◆ Directions ◆
Say how many lines in the records include the string "object", adding no other words.

------------------------

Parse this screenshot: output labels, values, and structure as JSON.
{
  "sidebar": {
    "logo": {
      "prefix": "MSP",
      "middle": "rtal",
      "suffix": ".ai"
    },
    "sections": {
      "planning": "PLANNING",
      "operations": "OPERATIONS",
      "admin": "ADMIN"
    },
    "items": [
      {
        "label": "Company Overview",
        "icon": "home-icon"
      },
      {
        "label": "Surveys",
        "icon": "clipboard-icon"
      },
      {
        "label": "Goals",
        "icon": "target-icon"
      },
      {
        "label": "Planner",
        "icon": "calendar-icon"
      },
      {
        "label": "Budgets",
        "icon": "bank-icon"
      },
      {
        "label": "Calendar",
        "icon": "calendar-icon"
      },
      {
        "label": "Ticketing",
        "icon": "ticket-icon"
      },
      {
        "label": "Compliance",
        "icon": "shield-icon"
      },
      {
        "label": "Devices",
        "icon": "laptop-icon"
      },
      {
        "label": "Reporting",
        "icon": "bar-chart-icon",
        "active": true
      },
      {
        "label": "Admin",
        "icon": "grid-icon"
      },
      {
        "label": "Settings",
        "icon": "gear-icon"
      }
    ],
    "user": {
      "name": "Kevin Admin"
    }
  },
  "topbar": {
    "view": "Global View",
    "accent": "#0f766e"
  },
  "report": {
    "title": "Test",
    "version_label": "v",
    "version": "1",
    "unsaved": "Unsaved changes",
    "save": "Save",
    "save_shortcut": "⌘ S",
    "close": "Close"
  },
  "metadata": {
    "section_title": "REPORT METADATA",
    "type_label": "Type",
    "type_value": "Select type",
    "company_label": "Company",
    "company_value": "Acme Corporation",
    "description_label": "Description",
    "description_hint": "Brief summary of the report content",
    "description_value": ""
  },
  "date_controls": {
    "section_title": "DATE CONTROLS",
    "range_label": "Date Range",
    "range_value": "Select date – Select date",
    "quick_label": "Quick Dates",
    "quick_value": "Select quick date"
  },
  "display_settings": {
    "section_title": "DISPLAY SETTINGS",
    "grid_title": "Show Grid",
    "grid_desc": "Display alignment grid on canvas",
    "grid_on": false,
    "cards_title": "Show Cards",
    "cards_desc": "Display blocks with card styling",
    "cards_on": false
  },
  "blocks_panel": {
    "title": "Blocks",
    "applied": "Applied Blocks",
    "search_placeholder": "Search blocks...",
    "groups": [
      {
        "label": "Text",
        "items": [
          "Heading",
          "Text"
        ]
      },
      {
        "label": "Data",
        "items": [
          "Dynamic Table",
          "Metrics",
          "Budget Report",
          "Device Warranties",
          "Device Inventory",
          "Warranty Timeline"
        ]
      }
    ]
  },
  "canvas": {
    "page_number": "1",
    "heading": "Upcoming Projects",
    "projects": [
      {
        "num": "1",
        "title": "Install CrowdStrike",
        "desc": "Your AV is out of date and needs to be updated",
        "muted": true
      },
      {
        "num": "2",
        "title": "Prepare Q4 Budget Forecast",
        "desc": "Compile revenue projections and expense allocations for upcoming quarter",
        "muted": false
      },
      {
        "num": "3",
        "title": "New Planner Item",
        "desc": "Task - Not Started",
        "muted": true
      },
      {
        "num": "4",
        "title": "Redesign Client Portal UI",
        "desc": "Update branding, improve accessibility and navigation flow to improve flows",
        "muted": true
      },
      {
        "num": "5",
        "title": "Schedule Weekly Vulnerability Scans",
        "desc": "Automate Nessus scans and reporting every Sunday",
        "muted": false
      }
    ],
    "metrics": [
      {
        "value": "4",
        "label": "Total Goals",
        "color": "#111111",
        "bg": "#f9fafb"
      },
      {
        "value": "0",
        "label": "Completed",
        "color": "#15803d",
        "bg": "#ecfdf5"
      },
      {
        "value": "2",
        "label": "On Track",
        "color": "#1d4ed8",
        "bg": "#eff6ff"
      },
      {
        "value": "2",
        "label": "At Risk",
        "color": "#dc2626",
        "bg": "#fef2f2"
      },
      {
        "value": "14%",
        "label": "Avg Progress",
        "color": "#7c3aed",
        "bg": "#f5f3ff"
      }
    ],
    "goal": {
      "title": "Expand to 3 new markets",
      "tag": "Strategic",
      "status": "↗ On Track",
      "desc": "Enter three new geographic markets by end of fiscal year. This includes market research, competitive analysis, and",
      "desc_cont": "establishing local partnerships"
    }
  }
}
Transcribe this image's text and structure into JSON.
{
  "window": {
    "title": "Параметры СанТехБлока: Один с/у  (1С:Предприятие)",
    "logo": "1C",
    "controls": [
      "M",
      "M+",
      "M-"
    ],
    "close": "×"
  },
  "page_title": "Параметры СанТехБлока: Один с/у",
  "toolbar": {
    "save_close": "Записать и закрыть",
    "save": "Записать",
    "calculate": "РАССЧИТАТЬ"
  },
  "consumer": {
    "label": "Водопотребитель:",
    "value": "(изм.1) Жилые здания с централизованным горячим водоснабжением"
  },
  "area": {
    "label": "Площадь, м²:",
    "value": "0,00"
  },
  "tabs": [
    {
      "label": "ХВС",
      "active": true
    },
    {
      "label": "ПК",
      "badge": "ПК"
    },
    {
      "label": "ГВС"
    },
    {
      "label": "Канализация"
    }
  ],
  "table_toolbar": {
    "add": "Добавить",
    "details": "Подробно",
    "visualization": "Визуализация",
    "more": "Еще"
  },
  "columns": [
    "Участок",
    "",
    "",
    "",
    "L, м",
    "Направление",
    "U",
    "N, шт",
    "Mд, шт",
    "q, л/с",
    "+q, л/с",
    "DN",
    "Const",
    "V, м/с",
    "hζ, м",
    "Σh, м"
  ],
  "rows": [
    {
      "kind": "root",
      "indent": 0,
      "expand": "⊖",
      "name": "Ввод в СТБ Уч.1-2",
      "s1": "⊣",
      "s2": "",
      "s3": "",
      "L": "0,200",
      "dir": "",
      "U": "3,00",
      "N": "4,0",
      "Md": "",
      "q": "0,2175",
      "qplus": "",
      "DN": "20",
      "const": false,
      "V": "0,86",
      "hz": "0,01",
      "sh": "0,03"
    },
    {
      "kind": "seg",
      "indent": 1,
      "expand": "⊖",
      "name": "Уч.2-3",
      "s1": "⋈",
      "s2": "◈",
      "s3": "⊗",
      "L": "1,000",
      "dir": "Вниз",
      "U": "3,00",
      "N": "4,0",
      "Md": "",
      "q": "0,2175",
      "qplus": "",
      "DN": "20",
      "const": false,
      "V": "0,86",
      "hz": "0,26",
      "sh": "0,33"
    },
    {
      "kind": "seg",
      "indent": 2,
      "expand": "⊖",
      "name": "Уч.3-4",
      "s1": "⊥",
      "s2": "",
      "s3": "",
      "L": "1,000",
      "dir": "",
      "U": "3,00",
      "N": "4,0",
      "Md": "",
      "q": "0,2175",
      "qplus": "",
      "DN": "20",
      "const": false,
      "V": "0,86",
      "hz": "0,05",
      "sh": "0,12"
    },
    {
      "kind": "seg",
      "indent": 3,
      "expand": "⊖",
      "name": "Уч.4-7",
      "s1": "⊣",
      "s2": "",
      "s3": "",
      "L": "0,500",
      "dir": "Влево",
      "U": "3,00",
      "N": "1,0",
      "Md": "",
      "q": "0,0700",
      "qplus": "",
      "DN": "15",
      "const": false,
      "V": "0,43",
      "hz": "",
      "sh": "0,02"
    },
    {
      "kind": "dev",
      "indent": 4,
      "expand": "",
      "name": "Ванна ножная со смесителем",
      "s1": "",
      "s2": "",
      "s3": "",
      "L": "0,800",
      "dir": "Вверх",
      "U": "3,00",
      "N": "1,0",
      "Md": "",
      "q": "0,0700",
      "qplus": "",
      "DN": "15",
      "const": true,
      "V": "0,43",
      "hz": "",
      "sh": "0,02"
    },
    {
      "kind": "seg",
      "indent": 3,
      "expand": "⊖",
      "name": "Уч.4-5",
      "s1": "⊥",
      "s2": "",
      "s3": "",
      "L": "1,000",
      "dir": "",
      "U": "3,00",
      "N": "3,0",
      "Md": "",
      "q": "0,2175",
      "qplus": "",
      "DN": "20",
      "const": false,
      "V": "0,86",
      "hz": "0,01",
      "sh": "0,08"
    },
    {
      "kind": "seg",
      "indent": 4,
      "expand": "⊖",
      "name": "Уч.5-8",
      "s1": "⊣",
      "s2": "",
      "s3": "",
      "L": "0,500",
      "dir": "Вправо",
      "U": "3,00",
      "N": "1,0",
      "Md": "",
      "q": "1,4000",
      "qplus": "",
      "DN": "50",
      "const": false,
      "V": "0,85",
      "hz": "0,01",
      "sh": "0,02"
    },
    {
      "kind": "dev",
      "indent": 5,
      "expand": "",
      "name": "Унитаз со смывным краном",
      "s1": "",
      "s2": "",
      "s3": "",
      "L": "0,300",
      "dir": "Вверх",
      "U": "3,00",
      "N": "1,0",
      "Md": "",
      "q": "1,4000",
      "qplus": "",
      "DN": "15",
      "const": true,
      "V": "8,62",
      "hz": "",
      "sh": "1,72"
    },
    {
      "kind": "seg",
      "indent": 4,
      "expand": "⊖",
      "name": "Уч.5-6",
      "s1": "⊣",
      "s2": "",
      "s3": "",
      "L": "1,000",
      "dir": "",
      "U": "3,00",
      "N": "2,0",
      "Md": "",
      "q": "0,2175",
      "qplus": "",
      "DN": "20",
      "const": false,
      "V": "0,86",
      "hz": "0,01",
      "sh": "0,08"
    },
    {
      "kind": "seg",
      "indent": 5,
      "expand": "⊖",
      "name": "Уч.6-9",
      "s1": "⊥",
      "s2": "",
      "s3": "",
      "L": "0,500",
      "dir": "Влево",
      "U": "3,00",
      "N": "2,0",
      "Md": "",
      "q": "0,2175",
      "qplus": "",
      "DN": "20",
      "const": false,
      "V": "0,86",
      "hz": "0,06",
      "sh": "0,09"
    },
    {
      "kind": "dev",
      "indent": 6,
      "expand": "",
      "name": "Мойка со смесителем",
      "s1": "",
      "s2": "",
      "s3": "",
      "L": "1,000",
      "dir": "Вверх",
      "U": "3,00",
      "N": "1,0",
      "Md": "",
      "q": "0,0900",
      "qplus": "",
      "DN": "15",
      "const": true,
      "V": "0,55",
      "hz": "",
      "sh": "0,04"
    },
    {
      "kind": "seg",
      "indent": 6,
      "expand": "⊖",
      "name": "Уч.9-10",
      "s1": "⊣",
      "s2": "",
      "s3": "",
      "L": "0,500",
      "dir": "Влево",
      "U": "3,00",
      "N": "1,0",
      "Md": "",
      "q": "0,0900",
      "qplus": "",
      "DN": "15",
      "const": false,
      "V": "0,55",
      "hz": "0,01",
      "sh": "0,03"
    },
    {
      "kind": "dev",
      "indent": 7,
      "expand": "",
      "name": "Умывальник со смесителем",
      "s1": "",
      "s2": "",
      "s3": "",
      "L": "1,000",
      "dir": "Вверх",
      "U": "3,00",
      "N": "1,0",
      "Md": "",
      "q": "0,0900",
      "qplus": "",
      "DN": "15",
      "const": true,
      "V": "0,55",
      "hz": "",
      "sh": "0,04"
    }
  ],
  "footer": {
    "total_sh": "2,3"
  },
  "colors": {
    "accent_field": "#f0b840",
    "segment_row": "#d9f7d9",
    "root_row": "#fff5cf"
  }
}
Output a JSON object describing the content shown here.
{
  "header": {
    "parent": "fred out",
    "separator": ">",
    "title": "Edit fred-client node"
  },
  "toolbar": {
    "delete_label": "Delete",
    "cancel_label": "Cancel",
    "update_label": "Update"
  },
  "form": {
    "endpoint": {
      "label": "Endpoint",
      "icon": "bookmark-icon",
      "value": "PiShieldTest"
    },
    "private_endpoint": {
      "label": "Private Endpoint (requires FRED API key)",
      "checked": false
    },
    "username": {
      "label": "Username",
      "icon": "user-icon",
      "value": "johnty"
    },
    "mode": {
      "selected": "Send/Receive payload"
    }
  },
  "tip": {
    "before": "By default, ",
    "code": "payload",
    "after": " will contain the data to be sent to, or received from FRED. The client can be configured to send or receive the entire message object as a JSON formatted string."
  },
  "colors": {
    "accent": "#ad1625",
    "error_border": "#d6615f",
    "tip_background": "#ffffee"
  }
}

------------------------

◆ Complete answer ◆
2